Please report every line from the material that contains the word "Automatic".

** Start Entries shown **

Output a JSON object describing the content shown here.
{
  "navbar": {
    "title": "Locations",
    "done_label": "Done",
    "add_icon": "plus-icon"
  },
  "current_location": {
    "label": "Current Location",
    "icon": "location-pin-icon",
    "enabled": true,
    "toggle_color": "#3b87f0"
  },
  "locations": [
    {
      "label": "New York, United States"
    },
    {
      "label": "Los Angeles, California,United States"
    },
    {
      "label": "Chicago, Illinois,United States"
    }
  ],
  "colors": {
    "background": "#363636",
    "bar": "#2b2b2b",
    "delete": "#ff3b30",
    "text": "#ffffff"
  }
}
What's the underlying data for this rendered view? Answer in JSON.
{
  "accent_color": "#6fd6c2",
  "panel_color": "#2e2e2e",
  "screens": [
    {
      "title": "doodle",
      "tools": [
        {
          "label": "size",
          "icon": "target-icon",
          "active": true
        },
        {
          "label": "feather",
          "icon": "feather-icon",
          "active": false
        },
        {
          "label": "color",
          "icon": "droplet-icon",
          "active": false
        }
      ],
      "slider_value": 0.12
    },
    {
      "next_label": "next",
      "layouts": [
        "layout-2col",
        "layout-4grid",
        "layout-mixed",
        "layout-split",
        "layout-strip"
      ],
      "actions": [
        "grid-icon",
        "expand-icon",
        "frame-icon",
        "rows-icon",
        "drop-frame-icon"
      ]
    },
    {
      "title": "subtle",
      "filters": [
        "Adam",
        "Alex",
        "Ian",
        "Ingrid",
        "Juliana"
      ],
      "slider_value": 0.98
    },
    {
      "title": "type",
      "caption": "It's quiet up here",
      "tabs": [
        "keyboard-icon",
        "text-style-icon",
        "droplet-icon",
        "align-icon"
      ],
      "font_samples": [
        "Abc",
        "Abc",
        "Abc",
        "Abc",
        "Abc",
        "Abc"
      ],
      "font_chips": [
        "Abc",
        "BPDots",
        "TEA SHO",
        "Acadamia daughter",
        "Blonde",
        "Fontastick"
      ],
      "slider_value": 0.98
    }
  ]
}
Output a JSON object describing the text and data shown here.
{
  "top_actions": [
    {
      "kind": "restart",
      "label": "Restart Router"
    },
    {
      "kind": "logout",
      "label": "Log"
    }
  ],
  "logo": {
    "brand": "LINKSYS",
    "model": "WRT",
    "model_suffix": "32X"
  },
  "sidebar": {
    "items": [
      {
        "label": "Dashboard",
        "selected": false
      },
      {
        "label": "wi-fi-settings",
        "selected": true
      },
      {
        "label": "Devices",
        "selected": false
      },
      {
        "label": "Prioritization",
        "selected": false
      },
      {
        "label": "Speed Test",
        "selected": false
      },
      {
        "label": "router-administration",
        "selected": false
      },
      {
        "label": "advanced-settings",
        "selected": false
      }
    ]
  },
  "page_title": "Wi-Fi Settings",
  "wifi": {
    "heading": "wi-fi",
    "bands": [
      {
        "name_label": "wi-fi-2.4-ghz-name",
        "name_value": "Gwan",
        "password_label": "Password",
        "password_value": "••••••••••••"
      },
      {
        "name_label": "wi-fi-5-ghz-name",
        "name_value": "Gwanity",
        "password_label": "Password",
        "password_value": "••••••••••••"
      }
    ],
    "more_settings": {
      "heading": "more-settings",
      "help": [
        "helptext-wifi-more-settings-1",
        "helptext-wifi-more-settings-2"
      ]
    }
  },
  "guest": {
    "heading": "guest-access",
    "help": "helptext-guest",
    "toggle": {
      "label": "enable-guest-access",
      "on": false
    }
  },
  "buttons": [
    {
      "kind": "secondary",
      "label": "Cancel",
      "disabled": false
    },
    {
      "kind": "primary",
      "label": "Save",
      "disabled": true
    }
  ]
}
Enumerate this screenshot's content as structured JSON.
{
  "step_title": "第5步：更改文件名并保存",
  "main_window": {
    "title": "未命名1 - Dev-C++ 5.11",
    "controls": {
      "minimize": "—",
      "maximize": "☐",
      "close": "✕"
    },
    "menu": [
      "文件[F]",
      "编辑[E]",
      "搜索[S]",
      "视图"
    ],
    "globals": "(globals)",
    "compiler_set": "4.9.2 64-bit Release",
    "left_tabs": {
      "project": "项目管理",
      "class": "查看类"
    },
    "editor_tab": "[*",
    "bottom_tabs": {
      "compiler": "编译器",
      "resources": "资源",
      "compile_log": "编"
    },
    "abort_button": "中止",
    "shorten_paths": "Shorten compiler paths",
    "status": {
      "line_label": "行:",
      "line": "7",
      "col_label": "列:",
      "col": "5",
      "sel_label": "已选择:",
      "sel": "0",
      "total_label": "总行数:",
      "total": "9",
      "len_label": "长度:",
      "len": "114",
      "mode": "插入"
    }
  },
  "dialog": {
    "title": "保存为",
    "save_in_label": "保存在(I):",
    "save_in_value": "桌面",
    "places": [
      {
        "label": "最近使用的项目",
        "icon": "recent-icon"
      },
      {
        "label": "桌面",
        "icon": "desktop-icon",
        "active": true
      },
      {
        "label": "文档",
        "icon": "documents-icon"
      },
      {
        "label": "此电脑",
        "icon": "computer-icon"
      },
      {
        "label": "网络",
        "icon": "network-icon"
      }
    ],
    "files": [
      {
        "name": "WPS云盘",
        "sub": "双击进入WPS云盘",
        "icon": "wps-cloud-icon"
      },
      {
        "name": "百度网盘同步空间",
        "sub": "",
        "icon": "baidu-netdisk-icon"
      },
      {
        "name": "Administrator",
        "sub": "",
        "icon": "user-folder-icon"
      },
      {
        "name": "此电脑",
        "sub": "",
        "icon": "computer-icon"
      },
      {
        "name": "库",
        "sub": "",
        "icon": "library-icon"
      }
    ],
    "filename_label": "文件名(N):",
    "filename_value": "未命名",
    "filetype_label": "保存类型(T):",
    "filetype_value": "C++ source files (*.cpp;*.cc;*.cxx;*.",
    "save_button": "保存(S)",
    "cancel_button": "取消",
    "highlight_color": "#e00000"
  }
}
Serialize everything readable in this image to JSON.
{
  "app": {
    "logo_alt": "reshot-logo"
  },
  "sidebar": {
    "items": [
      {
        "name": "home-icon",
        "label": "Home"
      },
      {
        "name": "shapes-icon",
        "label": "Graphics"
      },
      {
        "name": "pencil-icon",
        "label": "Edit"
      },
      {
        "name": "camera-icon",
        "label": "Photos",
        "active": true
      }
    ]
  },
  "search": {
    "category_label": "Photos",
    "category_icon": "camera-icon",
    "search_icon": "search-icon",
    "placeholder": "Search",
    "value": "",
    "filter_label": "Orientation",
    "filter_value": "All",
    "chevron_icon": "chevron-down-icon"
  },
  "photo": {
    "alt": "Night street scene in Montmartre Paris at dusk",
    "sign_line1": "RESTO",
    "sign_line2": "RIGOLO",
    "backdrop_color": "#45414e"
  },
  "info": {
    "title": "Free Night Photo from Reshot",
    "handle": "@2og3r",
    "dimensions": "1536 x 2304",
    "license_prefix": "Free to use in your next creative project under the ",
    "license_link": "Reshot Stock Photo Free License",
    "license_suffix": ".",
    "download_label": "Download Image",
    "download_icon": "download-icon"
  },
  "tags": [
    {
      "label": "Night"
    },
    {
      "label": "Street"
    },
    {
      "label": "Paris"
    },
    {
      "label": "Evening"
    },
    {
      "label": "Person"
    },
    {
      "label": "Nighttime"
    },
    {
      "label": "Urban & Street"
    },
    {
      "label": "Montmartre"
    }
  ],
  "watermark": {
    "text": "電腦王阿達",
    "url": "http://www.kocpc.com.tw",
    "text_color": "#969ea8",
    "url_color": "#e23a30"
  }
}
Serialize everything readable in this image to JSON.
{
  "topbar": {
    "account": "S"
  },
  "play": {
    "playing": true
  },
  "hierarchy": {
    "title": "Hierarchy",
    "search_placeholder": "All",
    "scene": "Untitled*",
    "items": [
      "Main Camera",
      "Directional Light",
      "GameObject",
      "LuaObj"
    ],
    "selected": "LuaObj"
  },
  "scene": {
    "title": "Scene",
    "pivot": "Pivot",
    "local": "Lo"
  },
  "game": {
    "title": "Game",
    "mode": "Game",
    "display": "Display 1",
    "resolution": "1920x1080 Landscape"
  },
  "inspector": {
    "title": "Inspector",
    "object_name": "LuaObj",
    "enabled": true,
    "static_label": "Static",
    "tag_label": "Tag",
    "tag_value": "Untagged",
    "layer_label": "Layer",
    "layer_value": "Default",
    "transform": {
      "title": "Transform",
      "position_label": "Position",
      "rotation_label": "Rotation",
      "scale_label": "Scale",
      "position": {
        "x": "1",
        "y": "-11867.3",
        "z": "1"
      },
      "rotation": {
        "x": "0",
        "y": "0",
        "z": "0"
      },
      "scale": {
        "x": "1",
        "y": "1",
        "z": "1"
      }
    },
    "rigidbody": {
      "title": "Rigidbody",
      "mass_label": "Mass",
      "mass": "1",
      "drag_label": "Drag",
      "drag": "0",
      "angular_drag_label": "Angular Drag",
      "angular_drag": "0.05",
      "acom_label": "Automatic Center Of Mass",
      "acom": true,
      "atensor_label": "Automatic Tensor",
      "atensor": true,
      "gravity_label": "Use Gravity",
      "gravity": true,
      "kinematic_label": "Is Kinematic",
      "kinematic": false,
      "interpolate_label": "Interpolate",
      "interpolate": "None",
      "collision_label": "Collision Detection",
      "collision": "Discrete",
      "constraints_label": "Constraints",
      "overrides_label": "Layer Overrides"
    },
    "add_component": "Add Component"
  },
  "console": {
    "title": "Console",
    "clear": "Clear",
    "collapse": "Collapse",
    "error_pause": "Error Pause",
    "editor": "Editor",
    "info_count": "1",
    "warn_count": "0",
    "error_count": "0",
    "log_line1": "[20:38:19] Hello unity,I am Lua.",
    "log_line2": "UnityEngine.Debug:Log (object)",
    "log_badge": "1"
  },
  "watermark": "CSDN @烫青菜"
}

** End Entries shown **

> _Solution to the problem_:
      "acom_label": "Automatic Center Of Mass",
      "atensor_label": "Automatic Tensor",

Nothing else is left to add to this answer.